> **Instructions for the task**:
Without the images, write out all of the following entries exactly.

=== Dataset ===

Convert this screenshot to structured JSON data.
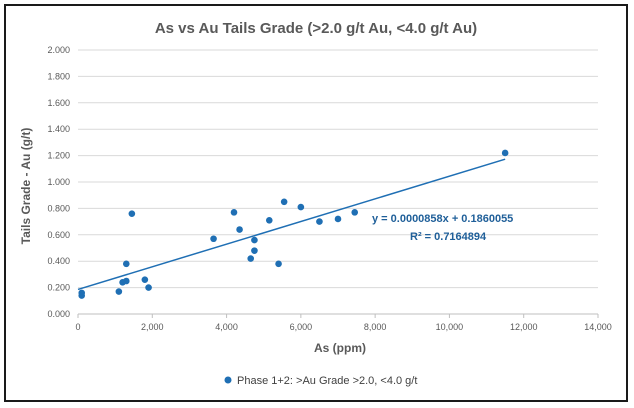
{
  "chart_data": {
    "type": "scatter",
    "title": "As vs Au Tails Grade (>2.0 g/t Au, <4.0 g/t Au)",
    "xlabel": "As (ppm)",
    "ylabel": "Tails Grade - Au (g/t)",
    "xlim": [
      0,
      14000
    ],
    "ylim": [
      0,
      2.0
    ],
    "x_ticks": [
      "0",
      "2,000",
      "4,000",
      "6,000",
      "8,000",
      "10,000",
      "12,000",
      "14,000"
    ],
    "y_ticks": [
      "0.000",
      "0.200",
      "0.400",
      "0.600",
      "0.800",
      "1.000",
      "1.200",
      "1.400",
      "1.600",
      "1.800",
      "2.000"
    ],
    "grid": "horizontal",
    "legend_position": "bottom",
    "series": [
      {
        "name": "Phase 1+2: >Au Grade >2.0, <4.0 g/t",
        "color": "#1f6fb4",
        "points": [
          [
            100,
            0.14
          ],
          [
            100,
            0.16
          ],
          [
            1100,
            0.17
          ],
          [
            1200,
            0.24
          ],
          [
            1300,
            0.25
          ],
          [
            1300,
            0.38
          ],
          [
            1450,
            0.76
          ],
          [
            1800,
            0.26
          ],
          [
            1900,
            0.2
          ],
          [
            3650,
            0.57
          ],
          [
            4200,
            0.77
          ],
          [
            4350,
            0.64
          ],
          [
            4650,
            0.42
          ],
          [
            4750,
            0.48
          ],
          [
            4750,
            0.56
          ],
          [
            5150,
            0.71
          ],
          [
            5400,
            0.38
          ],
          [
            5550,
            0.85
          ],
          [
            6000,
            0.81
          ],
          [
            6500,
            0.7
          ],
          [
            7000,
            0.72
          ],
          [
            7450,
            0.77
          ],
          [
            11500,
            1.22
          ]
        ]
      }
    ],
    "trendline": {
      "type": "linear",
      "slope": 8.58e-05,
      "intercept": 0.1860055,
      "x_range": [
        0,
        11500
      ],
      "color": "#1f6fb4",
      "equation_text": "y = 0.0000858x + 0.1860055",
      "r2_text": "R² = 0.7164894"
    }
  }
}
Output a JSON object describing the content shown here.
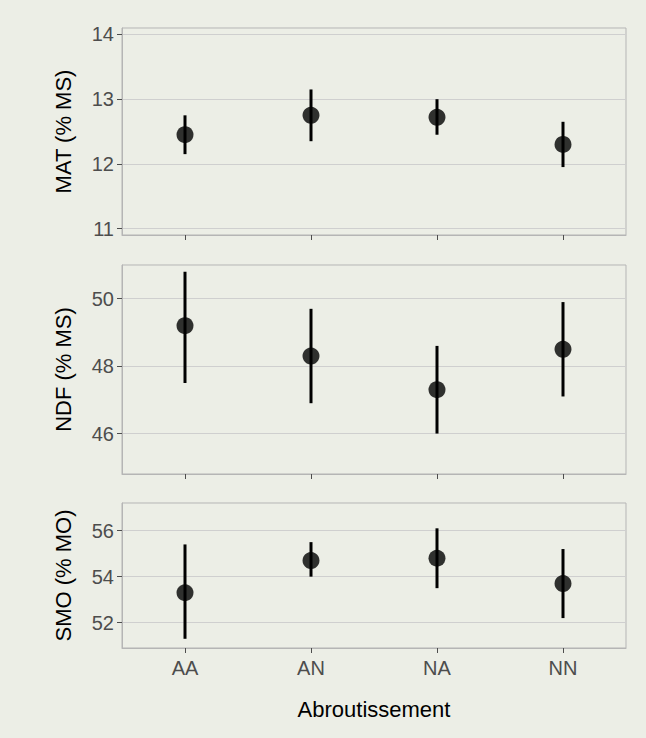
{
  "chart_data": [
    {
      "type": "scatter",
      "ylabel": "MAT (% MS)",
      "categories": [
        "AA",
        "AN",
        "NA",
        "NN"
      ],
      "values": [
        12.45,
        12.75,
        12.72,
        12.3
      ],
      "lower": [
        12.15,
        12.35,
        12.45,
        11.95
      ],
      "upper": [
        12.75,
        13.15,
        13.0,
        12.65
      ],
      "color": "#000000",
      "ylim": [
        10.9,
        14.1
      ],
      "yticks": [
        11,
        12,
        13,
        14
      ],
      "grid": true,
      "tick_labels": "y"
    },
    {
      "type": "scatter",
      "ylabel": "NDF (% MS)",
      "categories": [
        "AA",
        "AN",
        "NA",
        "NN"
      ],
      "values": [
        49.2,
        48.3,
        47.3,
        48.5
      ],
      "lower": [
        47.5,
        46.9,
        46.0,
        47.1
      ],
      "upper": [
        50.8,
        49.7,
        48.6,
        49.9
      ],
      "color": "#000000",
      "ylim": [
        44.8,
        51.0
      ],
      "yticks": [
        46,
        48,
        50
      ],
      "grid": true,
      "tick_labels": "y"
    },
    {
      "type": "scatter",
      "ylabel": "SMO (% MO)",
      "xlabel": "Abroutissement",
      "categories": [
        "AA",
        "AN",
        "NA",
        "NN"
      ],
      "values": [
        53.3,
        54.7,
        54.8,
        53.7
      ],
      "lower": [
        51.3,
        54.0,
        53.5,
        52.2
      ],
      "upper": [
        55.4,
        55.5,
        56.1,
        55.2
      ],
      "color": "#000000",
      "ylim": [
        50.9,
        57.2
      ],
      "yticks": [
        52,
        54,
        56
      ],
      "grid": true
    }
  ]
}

===

> **Complete answer**:
Convert this screenshot to structured JSON data.
{
  "chart_data": {
    "type": "scatter",
    "title": "As vs Au Tails Grade (>2.0 g/t Au, <4.0 g/t Au)",
    "xlabel": "As (ppm)",
    "ylabel": "Tails Grade - Au (g/t)",
    "xlim": [
      0,
      14000
    ],
    "ylim": [
      0,
      2.0
    ],
    "x_ticks": [
      "0",
      "2,000",
      "4,000",
      "6,000",
      "8,000",
      "10,000",
      "12,000",
      "14,000"
    ],
    "y_ticks": [
      "0.000",
      "0.200",
      "0.400",
      "0.600",
      "0.800",
      "1.000",
      "1.200",
      "1.400",
      "1.600",
      "1.800",
      "2.000"
    ],
    "grid": "horizontal",
    "legend_position": "bottom",
    "series": [
      {
        "name": "Phase 1+2: >Au Grade >2.0, <4.0 g/t",
        "color": "#1f6fb4",
        "points": [
          [
            100,
            0.14
          ],
          [
            100,
            0.16
          ],
          [
            1100,
            0.17
          ],
          [
            1200,
            0.24
          ],
          [
            1300,
            0.25
          ],
          [
            1300,
            0.38
          ],
          [
            1450,
            0.76
          ],
          [
            1800,
            0.26
          ],
          [
            1900,
            0.2
          ],
          [
            3650,
            0.57
          ],
          [
            4200,
            0.77
          ],
          [
            4350,
            0.64
          ],
          [
            4650,
            0.42
          ],
          [
            4750,
            0.48
          ],
          [
            4750,
            0.56
          ],
          [
            5150,
            0.71
          ],
          [
            5400,
            0.38
          ],
          [
            5550,
            0.85
          ],
          [
            6000,
            0.81
          ],
          [
            6500,
            0.7
          ],
          [
            7000,
            0.72
          ],
          [
            7450,
            0.77
          ],
          [
            11500,
            1.22
          ]
        ]
      }
    ],
    "trendline": {
      "type": "linear",
      "slope": 8.58e-05,
      "intercept": 0.1860055,
      "x_range": [
        0,
        11500
      ],
      "color": "#1f6fb4",
      "equation_text": "y = 0.0000858x + 0.1860055",
      "r2_text": "R² = 0.7164894"
    }
  }
}
Output a JSON object describing the content shown here.
{
  "chart_data": [
    {
      "type": "scatter",
      "ylabel": "MAT (% MS)",
      "categories": [
        "AA",
        "AN",
        "NA",
        "NN"
      ],
      "values": [
        12.45,
        12.75,
        12.72,
        12.3
      ],
      "lower": [
        12.15,
        12.35,
        12.45,
        11.95
      ],
      "upper": [
        12.75,
        13.15,
        13.0,
        12.65
      ],
      "color": "#000000",
      "ylim": [
        10.9,
        14.1
      ],
      "yticks": [
        11,
        12,
        13,
        14
      ],
      "grid": true,
      "tick_labels": "y"
    },
    {
      "type": "scatter",
      "ylabel": "NDF (% MS)",
      "categories": [
        "AA",
        "AN",
        "NA",
        "NN"
      ],
      "values": [
        49.2,
        48.3,
        47.3,
        48.5
      ],
      "lower": [
        47.5,
        46.9,
        46.0,
        47.1
      ],
      "upper": [
        50.8,
        49.7,
        48.6,
        49.9
      ],
      "color": "#000000",
      "ylim": [
        44.8,
        51.0
      ],
      "yticks": [
        46,
        48,
        50
      ],
      "grid": true,
      "tick_labels": "y"
    },
    {
      "type": "scatter",
      "ylabel": "SMO (% MO)",
      "xlabel": "Abroutissement",
      "categories": [
        "AA",
        "AN",
        "NA",
        "NN"
      ],
      "values": [
        53.3,
        54.7,
        54.8,
        53.7
      ],
      "lower": [
        51.3,
        54.0,
        53.5,
        52.2
      ],
      "upper": [
        55.4,
        55.5,
        56.1,
        55.2
      ],
      "color": "#000000",
      "ylim": [
        50.9,
        57.2
      ],
      "yticks": [
        52,
        54,
        56
      ],
      "grid": true
    }
  ]
}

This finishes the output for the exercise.